Copy out the listing exactly.

START Listing

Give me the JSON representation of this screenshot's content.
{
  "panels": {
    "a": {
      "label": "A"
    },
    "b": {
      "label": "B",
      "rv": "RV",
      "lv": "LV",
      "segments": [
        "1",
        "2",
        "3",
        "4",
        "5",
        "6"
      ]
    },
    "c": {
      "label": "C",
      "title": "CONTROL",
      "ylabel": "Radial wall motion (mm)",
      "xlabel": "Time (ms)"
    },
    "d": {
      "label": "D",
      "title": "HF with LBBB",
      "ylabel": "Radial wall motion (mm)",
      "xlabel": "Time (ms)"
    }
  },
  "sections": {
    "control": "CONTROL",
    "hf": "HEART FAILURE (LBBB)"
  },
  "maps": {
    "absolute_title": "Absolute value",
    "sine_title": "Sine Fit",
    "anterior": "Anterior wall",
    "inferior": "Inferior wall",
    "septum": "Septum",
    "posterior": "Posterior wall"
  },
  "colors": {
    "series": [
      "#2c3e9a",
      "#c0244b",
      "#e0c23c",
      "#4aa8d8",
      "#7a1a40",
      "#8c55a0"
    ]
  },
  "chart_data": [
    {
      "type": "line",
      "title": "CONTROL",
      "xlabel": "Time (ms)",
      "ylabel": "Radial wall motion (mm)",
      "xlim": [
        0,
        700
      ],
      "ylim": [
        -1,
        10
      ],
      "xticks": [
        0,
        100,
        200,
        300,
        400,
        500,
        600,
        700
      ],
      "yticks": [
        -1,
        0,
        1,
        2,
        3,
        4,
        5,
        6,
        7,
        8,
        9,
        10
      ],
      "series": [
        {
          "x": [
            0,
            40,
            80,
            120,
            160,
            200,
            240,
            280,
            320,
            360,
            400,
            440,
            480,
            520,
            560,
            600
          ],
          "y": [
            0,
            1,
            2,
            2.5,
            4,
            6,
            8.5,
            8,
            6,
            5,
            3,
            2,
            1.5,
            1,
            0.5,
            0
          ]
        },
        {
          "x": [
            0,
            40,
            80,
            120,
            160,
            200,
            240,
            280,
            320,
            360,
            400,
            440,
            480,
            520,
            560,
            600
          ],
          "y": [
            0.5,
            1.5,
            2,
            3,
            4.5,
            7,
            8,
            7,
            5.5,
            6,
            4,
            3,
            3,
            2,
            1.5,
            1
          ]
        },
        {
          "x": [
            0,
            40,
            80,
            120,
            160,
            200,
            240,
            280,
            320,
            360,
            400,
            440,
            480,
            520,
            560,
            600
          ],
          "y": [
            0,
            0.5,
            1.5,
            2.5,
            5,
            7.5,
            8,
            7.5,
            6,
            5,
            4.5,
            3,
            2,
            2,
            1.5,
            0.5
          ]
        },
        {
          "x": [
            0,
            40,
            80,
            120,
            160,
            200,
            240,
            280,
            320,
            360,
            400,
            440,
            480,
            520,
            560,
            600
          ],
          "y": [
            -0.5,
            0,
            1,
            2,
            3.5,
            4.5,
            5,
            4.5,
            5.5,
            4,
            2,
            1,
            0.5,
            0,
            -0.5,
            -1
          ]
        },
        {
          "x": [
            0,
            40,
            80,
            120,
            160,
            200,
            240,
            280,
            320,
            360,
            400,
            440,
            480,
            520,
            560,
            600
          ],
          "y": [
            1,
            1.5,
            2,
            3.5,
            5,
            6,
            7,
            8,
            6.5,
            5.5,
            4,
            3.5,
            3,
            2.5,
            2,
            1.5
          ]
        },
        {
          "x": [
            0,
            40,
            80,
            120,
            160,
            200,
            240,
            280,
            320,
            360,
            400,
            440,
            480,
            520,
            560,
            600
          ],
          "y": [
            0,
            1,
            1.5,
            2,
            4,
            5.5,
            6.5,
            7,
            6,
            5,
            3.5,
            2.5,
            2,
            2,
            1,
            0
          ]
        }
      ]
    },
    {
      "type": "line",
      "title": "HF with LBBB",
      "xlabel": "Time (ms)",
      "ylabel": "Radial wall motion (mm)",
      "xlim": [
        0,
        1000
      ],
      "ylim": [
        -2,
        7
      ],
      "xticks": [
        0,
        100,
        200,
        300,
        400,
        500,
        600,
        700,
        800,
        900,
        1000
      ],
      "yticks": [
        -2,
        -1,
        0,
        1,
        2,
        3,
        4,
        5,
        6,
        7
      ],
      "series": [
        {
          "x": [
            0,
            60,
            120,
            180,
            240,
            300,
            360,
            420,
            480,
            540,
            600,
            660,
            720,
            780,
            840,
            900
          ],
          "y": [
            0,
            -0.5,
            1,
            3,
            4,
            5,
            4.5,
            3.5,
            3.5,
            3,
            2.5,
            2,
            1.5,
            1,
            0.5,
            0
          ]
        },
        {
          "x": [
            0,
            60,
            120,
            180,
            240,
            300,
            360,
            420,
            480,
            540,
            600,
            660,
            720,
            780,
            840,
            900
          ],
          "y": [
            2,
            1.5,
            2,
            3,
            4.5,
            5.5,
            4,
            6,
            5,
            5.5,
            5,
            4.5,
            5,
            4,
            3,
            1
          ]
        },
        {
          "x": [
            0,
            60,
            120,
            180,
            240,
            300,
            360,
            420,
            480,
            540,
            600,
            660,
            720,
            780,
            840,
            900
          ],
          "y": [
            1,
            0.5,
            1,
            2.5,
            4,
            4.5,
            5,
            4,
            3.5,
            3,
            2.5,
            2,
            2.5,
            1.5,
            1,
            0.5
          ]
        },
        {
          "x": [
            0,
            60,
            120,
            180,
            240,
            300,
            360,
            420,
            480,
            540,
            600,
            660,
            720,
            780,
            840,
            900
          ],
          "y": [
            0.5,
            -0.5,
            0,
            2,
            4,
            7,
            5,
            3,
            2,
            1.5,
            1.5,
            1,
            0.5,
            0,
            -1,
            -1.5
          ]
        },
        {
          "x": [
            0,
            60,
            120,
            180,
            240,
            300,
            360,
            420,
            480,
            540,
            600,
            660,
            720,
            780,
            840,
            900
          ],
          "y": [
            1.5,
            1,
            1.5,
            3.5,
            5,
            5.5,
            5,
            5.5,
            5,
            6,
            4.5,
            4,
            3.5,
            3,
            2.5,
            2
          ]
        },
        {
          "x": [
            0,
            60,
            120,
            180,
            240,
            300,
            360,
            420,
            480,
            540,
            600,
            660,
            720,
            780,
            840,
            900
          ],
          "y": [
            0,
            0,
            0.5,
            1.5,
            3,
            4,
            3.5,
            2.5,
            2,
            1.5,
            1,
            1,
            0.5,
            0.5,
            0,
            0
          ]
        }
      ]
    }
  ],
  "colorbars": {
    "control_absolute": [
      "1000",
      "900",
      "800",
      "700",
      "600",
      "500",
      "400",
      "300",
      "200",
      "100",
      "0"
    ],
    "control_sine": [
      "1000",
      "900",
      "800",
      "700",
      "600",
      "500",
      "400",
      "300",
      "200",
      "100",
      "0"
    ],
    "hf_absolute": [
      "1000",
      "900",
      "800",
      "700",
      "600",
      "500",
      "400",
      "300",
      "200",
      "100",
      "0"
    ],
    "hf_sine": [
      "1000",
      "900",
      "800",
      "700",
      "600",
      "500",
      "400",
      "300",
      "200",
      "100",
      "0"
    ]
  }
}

END Listing

[Task output]
Give me the JSON representation of this screenshot's content.
{
  "panels": {
    "a": {
      "label": "A"
    },
    "b": {
      "label": "B",
      "rv": "RV",
      "lv": "LV",
      "segments": [
        "1",
        "2",
        "3",
        "4",
        "5",
        "6"
      ]
    },
    "c": {
      "label": "C",
      "title": "CONTROL",
      "ylabel": "Radial wall motion (mm)",
      "xlabel": "Time (ms)"
    },
    "d": {
      "label": "D",
      "title": "HF with LBBB",
      "ylabel": "Radial wall motion (mm)",
      "xlabel": "Time (ms)"
    }
  },
  "sections": {
    "control": "CONTROL",
    "hf": "HEART FAILURE (LBBB)"
  },
  "maps": {
    "absolute_title": "Absolute value",
    "sine_title": "Sine Fit",
    "anterior": "Anterior wall",
    "inferior": "Inferior wall",
    "septum": "Septum",
    "posterior": "Posterior wall"
  },
  "colors": {
    "series": [
      "#2c3e9a",
      "#c0244b",
      "#e0c23c",
      "#4aa8d8",
      "#7a1a40",
      "#8c55a0"
    ]
  },
  "chart_data": [
    {
      "type": "line",
      "title": "CONTROL",
      "xlabel": "Time (ms)",
      "ylabel": "Radial wall motion (mm)",
      "xlim": [
        0,
        700
      ],
      "ylim": [
        -1,
        10
      ],
      "xticks": [
        0,
        100,
        200,
        300,
        400,
        500,
        600,
        700
      ],
      "yticks": [
        -1,
        0,
        1,
        2,
        3,
        4,
        5,
        6,
        7,
        8,
        9,
        10
      ],
      "series": [
        {
          "x": [
            0,
            40,
            80,
            120,
            160,
            200,
            240,
            280,
            320,
            360,
            400,
            440,
            480,
            520,
            560,
            600
          ],
          "y": [
            0,
            1,
            2,
            2.5,
            4,
            6,
            8.5,
            8,
            6,
            5,
            3,
            2,
            1.5,
            1,
            0.5,
            0
          ]
        },
        {
          "x": [
            0,
            40,
            80,
            120,
            160,
            200,
            240,
            280,
            320,
            360,
            400,
            440,
            480,
            520,
            560,
            600
          ],
          "y": [
            0.5,
            1.5,
            2,
            3,
            4.5,
            7,
            8,
            7,
            5.5,
            6,
            4,
            3,
            3,
            2,
            1.5,
            1
          ]
        },
        {
          "x": [
            0,
            40,
            80,
            120,
            160,
            200,
            240,
            280,
            320,
            360,
            400,
            440,
            480,
            520,
            560,
            600
          ],
          "y": [
            0,
            0.5,
            1.5,
            2.5,
            5,
            7.5,
            8,
            7.5,
            6,
            5,
            4.5,
            3,
            2,
            2,
            1.5,
            0.5
          ]
        },
        {
          "x": [
            0,
            40,
            80,
            120,
            160,
            200,
            240,
            280,
            320,
            360,
            400,
            440,
            480,
            520,
            560,
            600
          ],
          "y": [
            -0.5,
            0,
            1,
            2,
            3.5,
            4.5,
            5,
            4.5,
            5.5,
            4,
            2,
            1,
            0.5,
            0,
            -0.5,
            -1
          ]
        },
        {
          "x": [
            0,
            40,
            80,
            120,
            160,
            200,
            240,
            280,
            320,
            360,
            400,
            440,
            480,
            520,
            560,
            600
          ],
          "y": [
            1,
            1.5,
            2,
            3.5,
            5,
            6,
            7,
            8,
            6.5,
            5.5,
            4,
            3.5,
            3,
            2.5,
            2,
            1.5
          ]
        },
        {
          "x": [
            0,
            40,
            80,
            120,
            160,
            200,
            240,
            280,
            320,
            360,
            400,
            440,
            480,
            520,
            560,
            600
          ],
          "y": [
            0,
            1,
            1.5,
            2,
            4,
            5.5,
            6.5,
            7,
            6,
            5,
            3.5,
            2.5,
            2,
            2,
            1,
            0
          ]
        }
      ]
    },
    {
      "type": "line",
      "title": "HF with LBBB",
      "xlabel": "Time (ms)",
      "ylabel": "Radial wall motion (mm)",
      "xlim": [
        0,
        1000
      ],
      "ylim": [
        -2,
        7
      ],
      "xticks": [
        0,
        100,
        200,
        300,
        400,
        500,
        600,
        700,
        800,
        900,
        1000
      ],
      "yticks": [
        -2,
        -1,
        0,
        1,
        2,
        3,
        4,
        5,
        6,
        7
      ],
      "series": [
        {
          "x": [
            0,
            60,
            120,
            180,
            240,
            300,
            360,
            420,
            480,
            540,
            600,
            660,
            720,
            780,
            840,
            900
          ],
          "y": [
            0,
            -0.5,
            1,
            3,
            4,
            5,
            4.5,
            3.5,
            3.5,
            3,
            2.5,
            2,
            1.5,
            1,
            0.5,
            0
          ]
        },
        {
          "x": [
            0,
            60,
            120,
            180,
            240,
            300,
            360,
            420,
            480,
            540,
            600,
            660,
            720,
            780,
            840,
            900
          ],
          "y": [
            2,
            1.5,
            2,
            3,
            4.5,
            5.5,
            4,
            6,
            5,
            5.5,
            5,
            4.5,
            5,
            4,
            3,
            1
          ]
        },
        {
          "x": [
            0,
            60,
            120,
            180,
            240,
            300,
            360,
            420,
            480,
            540,
            600,
            660,
            720,
            780,
            840,
            900
          ],
          "y": [
            1,
            0.5,
            1,
            2.5,
            4,
            4.5,
            5,
            4,
            3.5,
            3,
            2.5,
            2,
            2.5,
            1.5,
            1,
            0.5
          ]
        },
        {
          "x": [
            0,
            60,
            120,
            180,
            240,
            300,
            360,
            420,
            480,
            540,
            600,
            660,
            720,
            780,
            840,
            900
          ],
          "y": [
            0.5,
            -0.5,
            0,
            2,
            4,
            7,
            5,
            3,
            2,
            1.5,
            1.5,
            1,
            0.5,
            0,
            -1,
            -1.5
          ]
        },
        {
          "x": [
            0,
            60,
            120,
            180,
            240,
            300,
            360,
            420,
            480,
            540,
            600,
            660,
            720,
            780,
            840,
            900
          ],
          "y": [
            1.5,
            1,
            1.5,
            3.5,
            5,
            5.5,
            5,
            5.5,
            5,
            6,
            4.5,
            4,
            3.5,
            3,
            2.5,
            2
          ]
        },
        {
          "x": [
            0,
            60,
            120,
            180,
            240,
            300,
            360,
            420,
            480,
            540,
            600,
            660,
            720,
            780,
            840,
            900
          ],
          "y": [
            0,
            0,
            0.5,
            1.5,
            3,
            4,
            3.5,
            2.5,
            2,
            1.5,
            1,
            1,
            0.5,
            0.5,
            0,
            0
          ]
        }
      ]
    }
  ],
  "colorbars": {
    "control_absolute": [
      "1000",
      "900",
      "800",
      "700",
      "600",
      "500",
      "400",
      "300",
      "200",
      "100",
      "0"
    ],
    "control_sine": [
      "1000",
      "900",
      "800",
      "700",
      "600",
      "500",
      "400",
      "300",
      "200",
      "100",
      "0"
    ],
    "hf_absolute": [
      "1000",
      "900",
      "800",
      "700",
      "600",
      "500",
      "400",
      "300",
      "200",
      "100",
      "0"
    ],
    "hf_sine": [
      "1000",
      "900",
      "800",
      "700",
      "600",
      "500",
      "400",
      "300",
      "200",
      "100",
      "0"
    ]
  }
}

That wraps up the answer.